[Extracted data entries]
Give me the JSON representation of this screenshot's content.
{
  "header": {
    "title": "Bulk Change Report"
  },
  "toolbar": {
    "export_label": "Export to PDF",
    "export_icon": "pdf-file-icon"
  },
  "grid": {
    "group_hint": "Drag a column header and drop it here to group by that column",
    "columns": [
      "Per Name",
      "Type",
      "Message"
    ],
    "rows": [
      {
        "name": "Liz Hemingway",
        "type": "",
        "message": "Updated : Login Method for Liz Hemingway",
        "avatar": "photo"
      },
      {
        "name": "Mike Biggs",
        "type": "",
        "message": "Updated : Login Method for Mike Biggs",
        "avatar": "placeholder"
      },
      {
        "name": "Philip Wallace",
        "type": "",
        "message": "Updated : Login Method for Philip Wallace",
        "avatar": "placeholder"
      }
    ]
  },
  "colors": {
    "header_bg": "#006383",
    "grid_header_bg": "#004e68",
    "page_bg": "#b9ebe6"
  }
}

# Exercise description
List the lines of the records where "Biggs" occurs.

# Task output
        "name": "Mike Biggs",
        "message": "Updated : Login Method for Mike Biggs",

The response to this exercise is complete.